Objective: Look through the lines below and extract each one that contains "shoreline".

Records for this exercise:
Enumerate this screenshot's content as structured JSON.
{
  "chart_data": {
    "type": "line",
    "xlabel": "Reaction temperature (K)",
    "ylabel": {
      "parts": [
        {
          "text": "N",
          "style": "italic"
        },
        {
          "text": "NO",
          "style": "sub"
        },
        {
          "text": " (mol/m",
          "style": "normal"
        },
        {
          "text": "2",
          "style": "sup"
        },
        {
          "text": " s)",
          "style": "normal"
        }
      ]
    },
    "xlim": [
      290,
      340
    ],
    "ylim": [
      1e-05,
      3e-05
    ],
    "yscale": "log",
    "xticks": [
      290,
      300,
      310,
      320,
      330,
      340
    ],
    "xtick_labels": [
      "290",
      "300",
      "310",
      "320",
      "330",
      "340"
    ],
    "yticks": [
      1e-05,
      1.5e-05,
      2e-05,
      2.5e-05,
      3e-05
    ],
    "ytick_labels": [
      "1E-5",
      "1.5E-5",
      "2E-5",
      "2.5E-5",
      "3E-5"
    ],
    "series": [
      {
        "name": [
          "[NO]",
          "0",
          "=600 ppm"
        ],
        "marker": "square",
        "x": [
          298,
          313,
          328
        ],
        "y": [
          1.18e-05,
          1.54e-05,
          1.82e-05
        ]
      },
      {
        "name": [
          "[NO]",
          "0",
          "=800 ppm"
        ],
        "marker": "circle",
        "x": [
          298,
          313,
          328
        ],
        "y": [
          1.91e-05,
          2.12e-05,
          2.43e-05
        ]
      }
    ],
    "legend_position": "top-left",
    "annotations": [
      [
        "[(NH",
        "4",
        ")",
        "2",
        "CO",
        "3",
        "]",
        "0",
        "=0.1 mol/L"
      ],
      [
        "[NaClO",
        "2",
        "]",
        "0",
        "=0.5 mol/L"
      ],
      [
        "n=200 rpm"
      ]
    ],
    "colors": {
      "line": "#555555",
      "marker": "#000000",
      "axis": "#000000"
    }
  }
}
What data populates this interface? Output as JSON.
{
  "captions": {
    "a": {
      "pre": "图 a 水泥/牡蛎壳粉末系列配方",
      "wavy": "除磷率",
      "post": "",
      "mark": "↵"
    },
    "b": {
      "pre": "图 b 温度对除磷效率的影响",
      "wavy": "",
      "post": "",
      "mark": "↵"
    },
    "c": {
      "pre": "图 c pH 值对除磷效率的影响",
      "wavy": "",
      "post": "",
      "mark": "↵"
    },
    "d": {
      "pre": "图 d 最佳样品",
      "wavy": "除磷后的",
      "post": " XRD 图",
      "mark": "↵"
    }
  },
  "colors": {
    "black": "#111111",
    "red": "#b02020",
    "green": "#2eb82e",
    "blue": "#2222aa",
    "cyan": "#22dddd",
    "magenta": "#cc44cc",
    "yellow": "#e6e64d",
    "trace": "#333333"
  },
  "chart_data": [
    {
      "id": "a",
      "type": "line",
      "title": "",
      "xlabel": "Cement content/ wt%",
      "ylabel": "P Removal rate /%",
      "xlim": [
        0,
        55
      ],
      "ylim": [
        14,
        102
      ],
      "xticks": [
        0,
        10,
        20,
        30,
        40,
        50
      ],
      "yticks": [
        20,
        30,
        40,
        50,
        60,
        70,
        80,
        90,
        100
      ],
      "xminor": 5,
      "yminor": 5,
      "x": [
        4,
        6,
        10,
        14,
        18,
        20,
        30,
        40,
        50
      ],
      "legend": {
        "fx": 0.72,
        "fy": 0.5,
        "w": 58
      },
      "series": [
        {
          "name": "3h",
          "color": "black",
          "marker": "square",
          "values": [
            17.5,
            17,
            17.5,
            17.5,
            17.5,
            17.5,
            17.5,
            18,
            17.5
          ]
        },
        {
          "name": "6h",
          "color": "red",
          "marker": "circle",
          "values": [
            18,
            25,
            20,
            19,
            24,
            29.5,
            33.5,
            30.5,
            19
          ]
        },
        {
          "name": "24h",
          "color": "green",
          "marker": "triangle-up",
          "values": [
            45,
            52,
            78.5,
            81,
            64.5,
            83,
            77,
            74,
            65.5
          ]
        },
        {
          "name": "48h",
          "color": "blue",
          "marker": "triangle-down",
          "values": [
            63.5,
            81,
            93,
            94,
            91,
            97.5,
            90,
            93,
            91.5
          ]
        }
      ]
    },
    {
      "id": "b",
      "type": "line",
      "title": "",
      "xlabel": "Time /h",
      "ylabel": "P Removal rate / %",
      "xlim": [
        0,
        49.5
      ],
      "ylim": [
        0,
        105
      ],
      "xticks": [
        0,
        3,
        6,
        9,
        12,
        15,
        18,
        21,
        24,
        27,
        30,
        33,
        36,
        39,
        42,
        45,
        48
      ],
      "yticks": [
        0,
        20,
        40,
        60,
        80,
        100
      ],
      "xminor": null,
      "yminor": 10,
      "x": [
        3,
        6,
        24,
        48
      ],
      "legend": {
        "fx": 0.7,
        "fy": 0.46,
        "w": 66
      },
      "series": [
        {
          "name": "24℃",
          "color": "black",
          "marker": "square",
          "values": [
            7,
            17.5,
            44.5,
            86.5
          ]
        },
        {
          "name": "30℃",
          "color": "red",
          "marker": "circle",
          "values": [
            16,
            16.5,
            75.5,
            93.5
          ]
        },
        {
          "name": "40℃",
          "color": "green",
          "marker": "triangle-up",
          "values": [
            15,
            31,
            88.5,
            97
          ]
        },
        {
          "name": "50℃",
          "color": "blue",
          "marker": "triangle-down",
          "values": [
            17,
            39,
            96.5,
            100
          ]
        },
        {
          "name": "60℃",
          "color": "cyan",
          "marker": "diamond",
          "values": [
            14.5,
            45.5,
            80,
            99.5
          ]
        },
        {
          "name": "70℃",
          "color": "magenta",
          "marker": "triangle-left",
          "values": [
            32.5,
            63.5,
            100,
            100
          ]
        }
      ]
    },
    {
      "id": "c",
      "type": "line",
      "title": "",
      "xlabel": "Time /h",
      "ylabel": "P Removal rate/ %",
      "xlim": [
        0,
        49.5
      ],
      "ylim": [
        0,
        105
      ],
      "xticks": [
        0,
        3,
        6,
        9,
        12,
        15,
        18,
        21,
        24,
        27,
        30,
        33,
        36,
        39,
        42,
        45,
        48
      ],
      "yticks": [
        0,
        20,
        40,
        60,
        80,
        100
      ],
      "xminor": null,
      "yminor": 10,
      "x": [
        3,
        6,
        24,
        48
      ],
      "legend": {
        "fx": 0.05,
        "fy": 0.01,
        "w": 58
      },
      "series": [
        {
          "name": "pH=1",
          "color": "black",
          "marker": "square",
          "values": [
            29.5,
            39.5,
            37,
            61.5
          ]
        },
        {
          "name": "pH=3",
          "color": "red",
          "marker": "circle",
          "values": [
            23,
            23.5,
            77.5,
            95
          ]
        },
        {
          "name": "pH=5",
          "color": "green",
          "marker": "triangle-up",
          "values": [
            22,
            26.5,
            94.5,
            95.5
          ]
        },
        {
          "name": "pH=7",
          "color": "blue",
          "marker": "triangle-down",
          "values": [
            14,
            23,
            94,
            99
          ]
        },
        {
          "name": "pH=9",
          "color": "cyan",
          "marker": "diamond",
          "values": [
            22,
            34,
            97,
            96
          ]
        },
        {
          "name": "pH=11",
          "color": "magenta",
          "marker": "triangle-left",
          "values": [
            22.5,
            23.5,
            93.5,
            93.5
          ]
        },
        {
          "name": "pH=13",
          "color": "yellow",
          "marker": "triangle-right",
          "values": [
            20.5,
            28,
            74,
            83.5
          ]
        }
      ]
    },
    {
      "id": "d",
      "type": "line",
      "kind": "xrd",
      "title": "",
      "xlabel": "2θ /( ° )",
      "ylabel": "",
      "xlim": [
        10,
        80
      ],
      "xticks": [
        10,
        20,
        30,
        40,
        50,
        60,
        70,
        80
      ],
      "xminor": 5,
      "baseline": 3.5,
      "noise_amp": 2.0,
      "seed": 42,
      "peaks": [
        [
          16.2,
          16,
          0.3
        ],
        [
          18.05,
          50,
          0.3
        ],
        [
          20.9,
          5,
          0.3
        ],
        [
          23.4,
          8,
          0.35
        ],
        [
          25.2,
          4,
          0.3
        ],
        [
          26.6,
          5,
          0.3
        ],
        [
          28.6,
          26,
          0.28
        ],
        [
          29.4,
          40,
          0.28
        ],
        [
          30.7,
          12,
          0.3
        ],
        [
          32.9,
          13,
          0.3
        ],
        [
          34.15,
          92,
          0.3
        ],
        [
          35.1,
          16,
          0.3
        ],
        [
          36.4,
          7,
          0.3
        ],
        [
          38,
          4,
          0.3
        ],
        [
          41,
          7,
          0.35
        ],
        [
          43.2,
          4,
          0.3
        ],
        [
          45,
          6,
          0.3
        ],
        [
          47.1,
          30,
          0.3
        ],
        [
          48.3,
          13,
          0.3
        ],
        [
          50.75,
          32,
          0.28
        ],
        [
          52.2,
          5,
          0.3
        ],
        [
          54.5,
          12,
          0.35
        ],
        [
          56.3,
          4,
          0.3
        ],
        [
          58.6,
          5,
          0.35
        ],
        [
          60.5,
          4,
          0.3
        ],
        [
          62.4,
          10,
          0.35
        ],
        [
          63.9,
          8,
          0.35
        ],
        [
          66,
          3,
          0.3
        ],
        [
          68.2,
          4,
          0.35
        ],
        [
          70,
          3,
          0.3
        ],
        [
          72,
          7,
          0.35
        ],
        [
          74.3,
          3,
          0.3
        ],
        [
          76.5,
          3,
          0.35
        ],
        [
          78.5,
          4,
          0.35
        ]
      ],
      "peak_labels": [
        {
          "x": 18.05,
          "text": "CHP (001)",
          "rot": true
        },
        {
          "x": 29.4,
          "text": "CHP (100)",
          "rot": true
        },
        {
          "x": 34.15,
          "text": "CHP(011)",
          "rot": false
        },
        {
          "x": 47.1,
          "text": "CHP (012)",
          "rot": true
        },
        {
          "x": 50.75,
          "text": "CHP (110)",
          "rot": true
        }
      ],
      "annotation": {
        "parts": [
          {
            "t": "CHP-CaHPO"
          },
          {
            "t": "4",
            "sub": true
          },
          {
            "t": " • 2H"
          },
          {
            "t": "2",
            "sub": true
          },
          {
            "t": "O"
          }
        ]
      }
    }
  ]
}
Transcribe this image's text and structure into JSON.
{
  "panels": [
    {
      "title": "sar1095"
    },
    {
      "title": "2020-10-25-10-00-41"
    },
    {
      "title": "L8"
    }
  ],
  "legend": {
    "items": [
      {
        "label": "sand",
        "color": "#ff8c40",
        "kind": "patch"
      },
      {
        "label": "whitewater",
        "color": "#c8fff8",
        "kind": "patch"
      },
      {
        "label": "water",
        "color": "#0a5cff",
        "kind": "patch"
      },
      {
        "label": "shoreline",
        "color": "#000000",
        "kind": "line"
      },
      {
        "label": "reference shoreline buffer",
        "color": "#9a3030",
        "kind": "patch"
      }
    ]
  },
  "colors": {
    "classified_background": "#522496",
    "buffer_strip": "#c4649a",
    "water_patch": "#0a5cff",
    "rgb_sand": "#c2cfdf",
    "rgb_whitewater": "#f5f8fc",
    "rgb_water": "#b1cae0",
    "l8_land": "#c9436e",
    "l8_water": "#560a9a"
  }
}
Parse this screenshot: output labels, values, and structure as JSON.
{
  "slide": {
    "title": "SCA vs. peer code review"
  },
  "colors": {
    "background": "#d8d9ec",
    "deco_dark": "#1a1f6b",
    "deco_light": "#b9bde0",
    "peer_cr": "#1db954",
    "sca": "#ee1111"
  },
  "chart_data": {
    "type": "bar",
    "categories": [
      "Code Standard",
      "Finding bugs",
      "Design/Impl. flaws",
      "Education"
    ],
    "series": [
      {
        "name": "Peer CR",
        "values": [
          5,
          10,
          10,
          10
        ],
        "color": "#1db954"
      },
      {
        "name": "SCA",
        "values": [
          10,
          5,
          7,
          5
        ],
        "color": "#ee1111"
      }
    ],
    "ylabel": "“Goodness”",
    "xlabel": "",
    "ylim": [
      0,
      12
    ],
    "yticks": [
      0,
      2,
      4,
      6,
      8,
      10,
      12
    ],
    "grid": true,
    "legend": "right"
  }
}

Reply:
        "label": "shoreline",
        "label": "reference shoreline buffer",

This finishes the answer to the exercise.